*Problem details*: In the material below, identify each line bearing the word "trusted". Reproduce those lines.

Rows from a dataset
%%

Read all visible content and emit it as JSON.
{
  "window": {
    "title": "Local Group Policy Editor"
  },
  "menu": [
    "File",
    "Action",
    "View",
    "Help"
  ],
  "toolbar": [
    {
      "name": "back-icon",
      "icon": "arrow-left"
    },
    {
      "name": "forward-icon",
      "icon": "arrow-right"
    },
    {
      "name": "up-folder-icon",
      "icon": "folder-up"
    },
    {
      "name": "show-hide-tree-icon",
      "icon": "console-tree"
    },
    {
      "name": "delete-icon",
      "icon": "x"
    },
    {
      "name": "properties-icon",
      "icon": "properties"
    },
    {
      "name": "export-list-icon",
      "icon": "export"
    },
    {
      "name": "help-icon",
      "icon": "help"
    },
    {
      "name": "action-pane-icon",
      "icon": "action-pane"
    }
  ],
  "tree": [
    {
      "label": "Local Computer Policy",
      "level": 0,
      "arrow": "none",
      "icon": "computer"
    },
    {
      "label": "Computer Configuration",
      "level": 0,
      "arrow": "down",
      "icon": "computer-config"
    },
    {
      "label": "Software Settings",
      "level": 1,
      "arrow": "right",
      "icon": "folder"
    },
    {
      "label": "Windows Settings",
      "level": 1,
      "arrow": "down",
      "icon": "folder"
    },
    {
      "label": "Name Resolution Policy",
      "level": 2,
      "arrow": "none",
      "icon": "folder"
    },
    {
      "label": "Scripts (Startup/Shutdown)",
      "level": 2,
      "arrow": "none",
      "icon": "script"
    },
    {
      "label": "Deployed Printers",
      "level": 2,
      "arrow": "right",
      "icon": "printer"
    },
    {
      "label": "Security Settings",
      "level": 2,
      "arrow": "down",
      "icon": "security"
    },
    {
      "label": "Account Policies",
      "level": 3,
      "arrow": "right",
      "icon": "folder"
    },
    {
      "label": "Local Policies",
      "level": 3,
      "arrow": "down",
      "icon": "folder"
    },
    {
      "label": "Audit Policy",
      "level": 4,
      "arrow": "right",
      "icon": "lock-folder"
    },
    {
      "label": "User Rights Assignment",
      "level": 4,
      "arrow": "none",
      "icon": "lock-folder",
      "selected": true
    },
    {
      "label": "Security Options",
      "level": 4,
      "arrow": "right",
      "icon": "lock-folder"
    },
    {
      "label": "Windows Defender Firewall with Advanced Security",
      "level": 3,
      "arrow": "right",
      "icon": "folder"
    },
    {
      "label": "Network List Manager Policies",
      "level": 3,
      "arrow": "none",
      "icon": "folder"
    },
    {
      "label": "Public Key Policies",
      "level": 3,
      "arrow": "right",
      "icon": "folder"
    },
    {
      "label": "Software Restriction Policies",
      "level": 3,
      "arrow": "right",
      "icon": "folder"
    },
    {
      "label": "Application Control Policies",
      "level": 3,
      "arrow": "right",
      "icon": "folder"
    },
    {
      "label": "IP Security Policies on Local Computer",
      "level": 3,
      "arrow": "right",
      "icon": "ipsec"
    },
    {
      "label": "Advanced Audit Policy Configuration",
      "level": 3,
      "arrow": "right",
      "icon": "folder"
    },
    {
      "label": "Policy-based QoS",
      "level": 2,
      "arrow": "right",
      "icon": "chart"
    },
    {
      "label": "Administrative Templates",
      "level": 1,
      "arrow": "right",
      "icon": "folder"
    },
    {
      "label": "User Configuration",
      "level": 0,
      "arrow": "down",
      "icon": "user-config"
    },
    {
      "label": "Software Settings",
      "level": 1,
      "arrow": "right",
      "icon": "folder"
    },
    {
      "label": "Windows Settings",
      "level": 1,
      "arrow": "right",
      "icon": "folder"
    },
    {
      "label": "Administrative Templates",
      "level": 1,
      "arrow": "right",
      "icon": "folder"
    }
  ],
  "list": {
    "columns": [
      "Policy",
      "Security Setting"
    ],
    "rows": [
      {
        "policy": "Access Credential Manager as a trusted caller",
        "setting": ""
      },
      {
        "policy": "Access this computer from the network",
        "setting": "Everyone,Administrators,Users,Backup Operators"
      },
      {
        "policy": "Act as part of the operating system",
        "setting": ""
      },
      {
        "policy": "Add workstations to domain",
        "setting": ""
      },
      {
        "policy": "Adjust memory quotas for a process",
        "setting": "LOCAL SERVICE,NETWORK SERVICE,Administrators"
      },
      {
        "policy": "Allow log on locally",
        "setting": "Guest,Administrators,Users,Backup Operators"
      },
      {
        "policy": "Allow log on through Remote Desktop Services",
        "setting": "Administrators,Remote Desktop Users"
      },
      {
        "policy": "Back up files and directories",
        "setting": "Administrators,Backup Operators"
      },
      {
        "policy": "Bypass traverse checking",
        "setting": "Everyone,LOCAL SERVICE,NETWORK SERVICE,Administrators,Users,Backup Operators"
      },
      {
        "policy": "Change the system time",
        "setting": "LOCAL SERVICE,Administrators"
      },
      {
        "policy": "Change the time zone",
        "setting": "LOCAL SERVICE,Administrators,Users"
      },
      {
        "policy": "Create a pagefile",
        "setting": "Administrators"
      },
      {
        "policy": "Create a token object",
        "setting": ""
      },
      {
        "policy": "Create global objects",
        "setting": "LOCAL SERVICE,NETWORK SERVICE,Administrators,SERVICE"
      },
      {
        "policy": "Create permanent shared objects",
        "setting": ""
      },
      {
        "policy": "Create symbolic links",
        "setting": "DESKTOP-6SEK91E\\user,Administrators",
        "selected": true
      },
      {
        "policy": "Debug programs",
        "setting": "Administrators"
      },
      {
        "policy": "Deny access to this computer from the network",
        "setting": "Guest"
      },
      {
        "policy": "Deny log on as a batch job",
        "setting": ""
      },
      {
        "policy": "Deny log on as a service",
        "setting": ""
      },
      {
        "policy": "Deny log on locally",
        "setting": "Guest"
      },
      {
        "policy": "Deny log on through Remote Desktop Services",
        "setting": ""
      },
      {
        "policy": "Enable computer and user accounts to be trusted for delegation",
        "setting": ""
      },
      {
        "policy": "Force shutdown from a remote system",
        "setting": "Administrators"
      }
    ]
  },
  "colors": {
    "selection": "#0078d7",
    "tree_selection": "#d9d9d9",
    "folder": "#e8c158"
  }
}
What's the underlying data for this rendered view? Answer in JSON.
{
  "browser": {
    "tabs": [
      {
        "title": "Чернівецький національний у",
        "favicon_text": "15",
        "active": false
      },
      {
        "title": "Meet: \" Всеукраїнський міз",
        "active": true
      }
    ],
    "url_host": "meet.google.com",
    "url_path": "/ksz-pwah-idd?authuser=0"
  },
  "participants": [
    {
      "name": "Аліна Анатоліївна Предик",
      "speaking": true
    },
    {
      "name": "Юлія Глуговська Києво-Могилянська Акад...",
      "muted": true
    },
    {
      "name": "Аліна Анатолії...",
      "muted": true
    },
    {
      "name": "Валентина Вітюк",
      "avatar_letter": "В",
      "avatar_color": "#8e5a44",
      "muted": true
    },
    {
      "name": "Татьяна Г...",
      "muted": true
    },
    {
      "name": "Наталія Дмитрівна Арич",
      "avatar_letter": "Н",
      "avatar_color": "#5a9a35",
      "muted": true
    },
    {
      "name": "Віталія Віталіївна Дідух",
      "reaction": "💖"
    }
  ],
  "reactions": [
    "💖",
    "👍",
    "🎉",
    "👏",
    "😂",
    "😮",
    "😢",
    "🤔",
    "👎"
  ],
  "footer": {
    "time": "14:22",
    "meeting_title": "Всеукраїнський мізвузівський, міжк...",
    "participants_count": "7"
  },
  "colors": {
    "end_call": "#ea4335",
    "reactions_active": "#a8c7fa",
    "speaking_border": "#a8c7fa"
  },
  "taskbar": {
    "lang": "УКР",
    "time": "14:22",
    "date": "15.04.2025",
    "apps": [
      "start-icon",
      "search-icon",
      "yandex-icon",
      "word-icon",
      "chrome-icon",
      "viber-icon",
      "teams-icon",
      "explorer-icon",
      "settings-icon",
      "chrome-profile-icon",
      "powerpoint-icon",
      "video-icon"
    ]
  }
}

%%

*Solution to the problem*:
        "policy": "Access Credential Manager as a trusted caller",
        "policy": "Enable computer and user accounts to be trusted for delegation",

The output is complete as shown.